* _Texte proposé_:

Il
est des Noëls de paix
(chapitre
27)
Bas-Fort Saint-Nicolas. Marseille
On
y trouve des copains d'partout
Yen a de Vienne, y en a de Montretout
Pas ordinaires
Des aristos et des marlous
Qui se sont donnés rendez-vous
Aux Légionnaires
Y a des avocats, des médecins
Des juges , des marquis, des roussins
D'anciens notaires
Même des curés qui sans façons
Baptisent le Bon Dieu d'sacrés noms Aux Légionnaires
(Chant de Tradition)
....Mon
premier Noël eut lieu au Fort Saint-Nicolas à Marseille, une dizaine
de jours après mon engagement. Triste Noël. Je ne suis pas encore
Légionnaire et je n’ai pas encore définitivement quitté dans ma
tête le monde civil. Je me remémore mes Noëls de gosse, d’enfant
privilégié, et les ruses que nous déployons mes frères et moi pour
découvrir nos cadeaux...
La réalité qui m’est tombée dessus depuis quelques jours est tout
autre et je me rends compte à quel point depuis quelques mois j’ai
dévalé la pente....

* _Matériel fourni_:
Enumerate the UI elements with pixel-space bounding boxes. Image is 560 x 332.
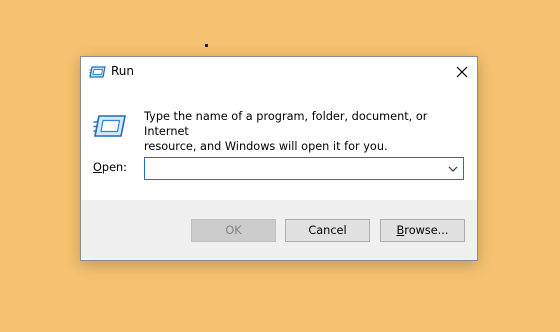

* _Exercice_: Recopiez, s'il vous plaît, le passage du texte proposé de « La réalité qui » à « dévalé la pente.... ». Le matériel n'a aucun lien avec le texte proposé.

* _Réponse_:
La réalité qui m’est tombée dessus depuis quelques jours est tout
autre et je me rends compte à quel point depuis quelques mois j’ai
dévalé la pente....